Stated goal -
Can you transcribe every line exactly and leave the pictures behind?

Record set -
+---+

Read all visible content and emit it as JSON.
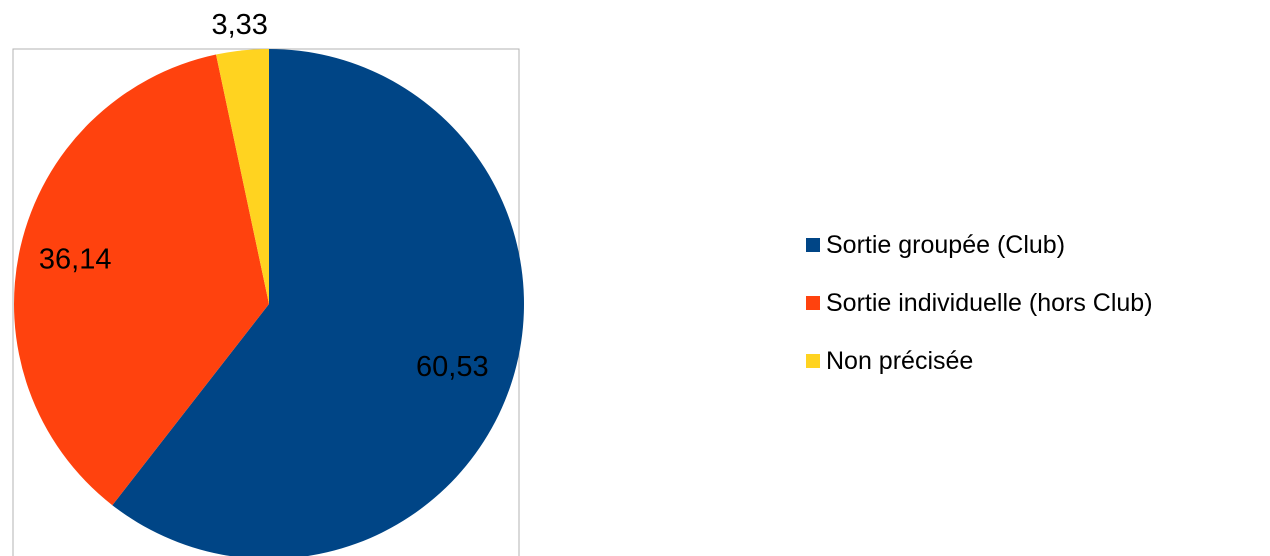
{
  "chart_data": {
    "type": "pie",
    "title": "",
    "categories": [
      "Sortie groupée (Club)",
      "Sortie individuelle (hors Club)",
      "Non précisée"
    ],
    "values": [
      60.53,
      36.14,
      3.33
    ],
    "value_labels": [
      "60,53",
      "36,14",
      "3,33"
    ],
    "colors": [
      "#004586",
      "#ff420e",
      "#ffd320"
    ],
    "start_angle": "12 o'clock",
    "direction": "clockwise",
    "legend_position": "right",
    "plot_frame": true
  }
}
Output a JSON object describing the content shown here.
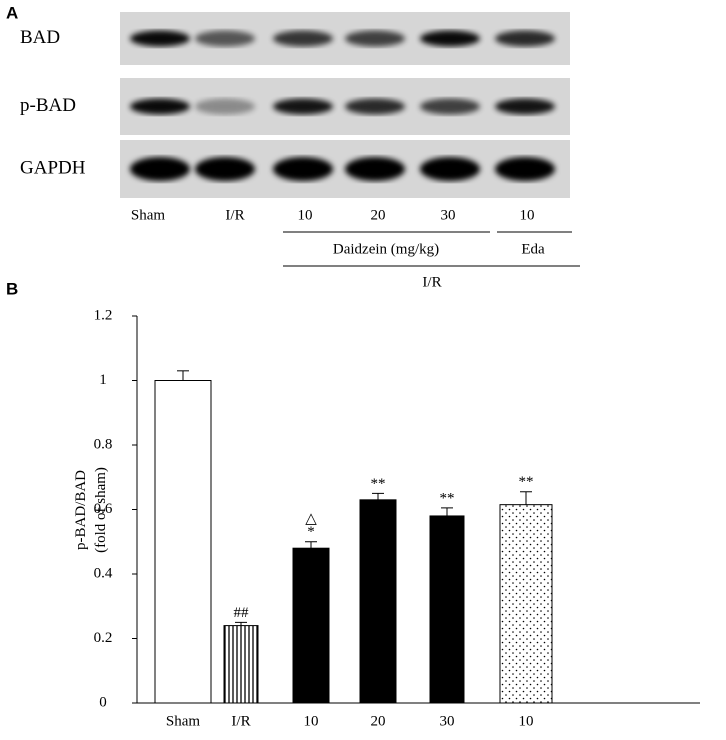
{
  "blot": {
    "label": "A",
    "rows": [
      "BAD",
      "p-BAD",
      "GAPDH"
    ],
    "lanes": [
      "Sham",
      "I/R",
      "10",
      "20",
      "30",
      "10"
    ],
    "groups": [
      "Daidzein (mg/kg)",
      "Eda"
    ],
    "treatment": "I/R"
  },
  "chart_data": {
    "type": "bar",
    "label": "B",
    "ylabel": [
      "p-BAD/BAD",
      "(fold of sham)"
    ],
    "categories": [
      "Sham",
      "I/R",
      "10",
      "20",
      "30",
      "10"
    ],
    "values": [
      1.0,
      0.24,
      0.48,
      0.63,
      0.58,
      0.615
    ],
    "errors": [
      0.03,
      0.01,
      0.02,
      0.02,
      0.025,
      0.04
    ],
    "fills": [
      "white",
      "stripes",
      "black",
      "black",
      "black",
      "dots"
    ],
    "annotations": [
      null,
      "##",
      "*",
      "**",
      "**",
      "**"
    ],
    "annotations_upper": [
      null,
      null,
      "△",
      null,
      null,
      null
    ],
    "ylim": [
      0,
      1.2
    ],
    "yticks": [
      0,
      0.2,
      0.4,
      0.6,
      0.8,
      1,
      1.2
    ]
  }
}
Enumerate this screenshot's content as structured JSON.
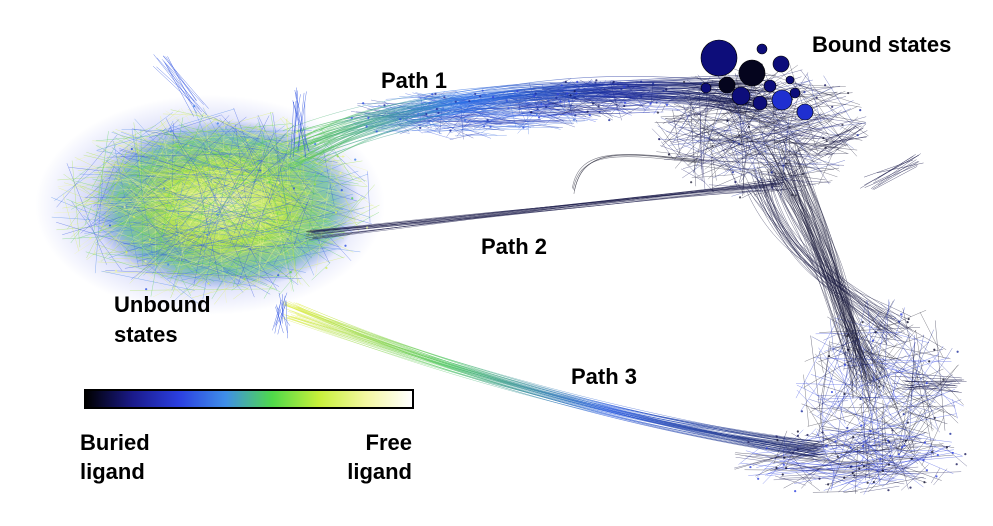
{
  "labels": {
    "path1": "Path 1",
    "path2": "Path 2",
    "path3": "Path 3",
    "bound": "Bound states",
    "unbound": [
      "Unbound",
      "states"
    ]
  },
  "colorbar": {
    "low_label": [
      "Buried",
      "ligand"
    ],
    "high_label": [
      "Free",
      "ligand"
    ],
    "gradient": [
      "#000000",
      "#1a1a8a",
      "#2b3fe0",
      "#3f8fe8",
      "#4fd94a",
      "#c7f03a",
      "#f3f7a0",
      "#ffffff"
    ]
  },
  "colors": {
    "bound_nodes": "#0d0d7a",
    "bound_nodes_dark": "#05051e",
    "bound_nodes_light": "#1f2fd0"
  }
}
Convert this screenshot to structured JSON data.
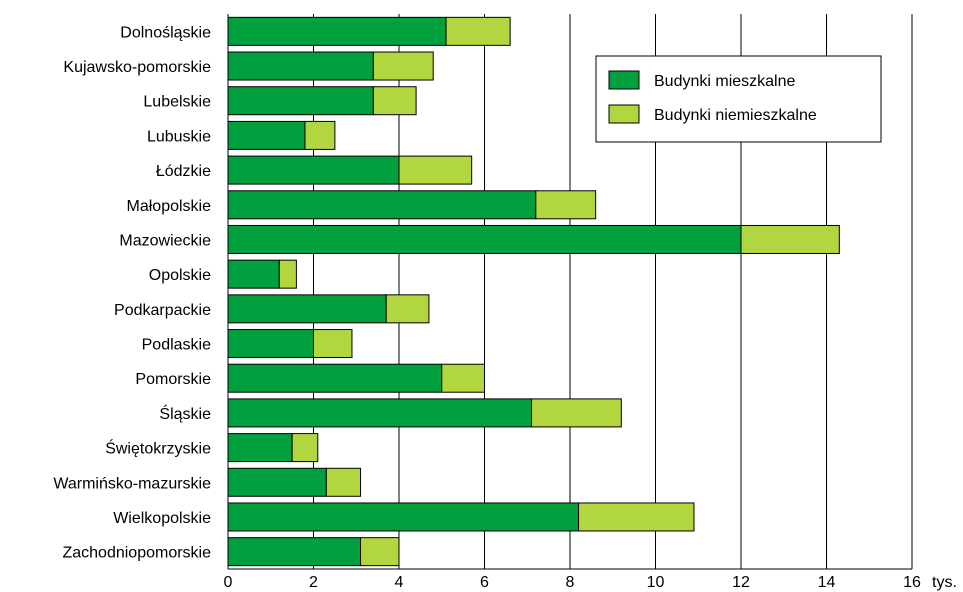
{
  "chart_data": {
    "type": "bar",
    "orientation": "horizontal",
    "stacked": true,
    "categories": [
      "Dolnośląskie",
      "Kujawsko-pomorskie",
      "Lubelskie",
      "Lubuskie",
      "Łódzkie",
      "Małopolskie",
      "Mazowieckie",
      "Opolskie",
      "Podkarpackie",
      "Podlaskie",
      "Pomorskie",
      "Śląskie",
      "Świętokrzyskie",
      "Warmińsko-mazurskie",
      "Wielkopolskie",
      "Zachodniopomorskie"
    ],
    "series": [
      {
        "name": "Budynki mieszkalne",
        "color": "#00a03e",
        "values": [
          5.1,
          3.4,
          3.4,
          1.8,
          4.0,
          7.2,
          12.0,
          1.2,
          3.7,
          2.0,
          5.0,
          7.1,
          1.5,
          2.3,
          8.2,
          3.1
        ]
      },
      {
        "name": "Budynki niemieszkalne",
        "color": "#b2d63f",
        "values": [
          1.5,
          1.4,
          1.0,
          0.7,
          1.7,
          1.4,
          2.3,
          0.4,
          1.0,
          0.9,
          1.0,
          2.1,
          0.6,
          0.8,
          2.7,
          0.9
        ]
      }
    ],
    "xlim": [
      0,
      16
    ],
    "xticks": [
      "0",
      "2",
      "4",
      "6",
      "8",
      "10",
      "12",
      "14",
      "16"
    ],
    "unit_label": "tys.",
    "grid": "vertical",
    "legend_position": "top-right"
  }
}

+---+

Task output -
Read all visible content and emit it as JSON.
{
  "chart_data": {
    "type": "pie",
    "title": "",
    "categories": [
      "Sortie groupée (Club)",
      "Sortie individuelle (hors Club)",
      "Non précisée"
    ],
    "values": [
      60.53,
      36.14,
      3.33
    ],
    "value_labels": [
      "60,53",
      "36,14",
      "3,33"
    ],
    "colors": [
      "#004586",
      "#ff420e",
      "#ffd320"
    ],
    "start_angle": "12 o'clock",
    "direction": "clockwise",
    "legend_position": "right",
    "plot_frame": true
  }
}
Output a JSON object describing the content shown here.
{
  "blot": {
    "label": "A",
    "rows": [
      "BAD",
      "p-BAD",
      "GAPDH"
    ],
    "lanes": [
      "Sham",
      "I/R",
      "10",
      "20",
      "30",
      "10"
    ],
    "groups": [
      "Daidzein (mg/kg)",
      "Eda"
    ],
    "treatment": "I/R"
  },
  "chart_data": {
    "type": "bar",
    "label": "B",
    "ylabel": [
      "p-BAD/BAD",
      "(fold of sham)"
    ],
    "categories": [
      "Sham",
      "I/R",
      "10",
      "20",
      "30",
      "10"
    ],
    "values": [
      1.0,
      0.24,
      0.48,
      0.63,
      0.58,
      0.615
    ],
    "errors": [
      0.03,
      0.01,
      0.02,
      0.02,
      0.025,
      0.04
    ],
    "fills": [
      "white",
      "stripes",
      "black",
      "black",
      "black",
      "dots"
    ],
    "annotations": [
      null,
      "##",
      "*",
      "**",
      "**",
      "**"
    ],
    "annotations_upper": [
      null,
      null,
      "△",
      null,
      null,
      null
    ],
    "ylim": [
      0,
      1.2
    ],
    "yticks": [
      0,
      0.2,
      0.4,
      0.6,
      0.8,
      1,
      1.2
    ]
  }
}
Enumerate this screenshot's content as structured JSON.
{
  "labels": {
    "path1": "Path 1",
    "path2": "Path 2",
    "path3": "Path 3",
    "bound": "Bound states",
    "unbound": [
      "Unbound",
      "states"
    ]
  },
  "colorbar": {
    "low_label": [
      "Buried",
      "ligand"
    ],
    "high_label": [
      "Free",
      "ligand"
    ],
    "gradient": [
      "#000000",
      "#1a1a8a",
      "#2b3fe0",
      "#3f8fe8",
      "#4fd94a",
      "#c7f03a",
      "#f3f7a0",
      "#ffffff"
    ]
  },
  "colors": {
    "bound_nodes": "#0d0d7a",
    "bound_nodes_dark": "#05051e",
    "bound_nodes_light": "#1f2fd0"
  }
}
Convert this screenshot to structured JSON data.
{
  "chart_data": {
    "type": "bar",
    "orientation": "horizontal",
    "stacked": true,
    "categories": [
      "Dolnośląskie",
      "Kujawsko-pomorskie",
      "Lubelskie",
      "Lubuskie",
      "Łódzkie",
      "Małopolskie",
      "Mazowieckie",
      "Opolskie",
      "Podkarpackie",
      "Podlaskie",
      "Pomorskie",
      "Śląskie",
      "Świętokrzyskie",
      "Warmińsko-mazurskie",
      "Wielkopolskie",
      "Zachodniopomorskie"
    ],
    "series": [
      {
        "name": "Budynki mieszkalne",
        "color": "#00a03e",
        "values": [
          5.1,
          3.4,
          3.4,
          1.8,
          4.0,
          7.2,
          12.0,
          1.2,
          3.7,
          2.0,
          5.0,
          7.1,
          1.5,
          2.3,
          8.2,
          3.1
        ]
      },
      {
        "name": "Budynki niemieszkalne",
        "color": "#b2d63f",
        "values": [
          1.5,
          1.4,
          1.0,
          0.7,
          1.7,
          1.4,
          2.3,
          0.4,
          1.0,
          0.9,
          1.0,
          2.1,
          0.6,
          0.8,
          2.7,
          0.9
        ]
      }
    ],
    "xlim": [
      0,
      16
    ],
    "xticks": [
      "0",
      "2",
      "4",
      "6",
      "8",
      "10",
      "12",
      "14",
      "16"
    ],
    "unit_label": "tys.",
    "grid": "vertical",
    "legend_position": "top-right"
  }
}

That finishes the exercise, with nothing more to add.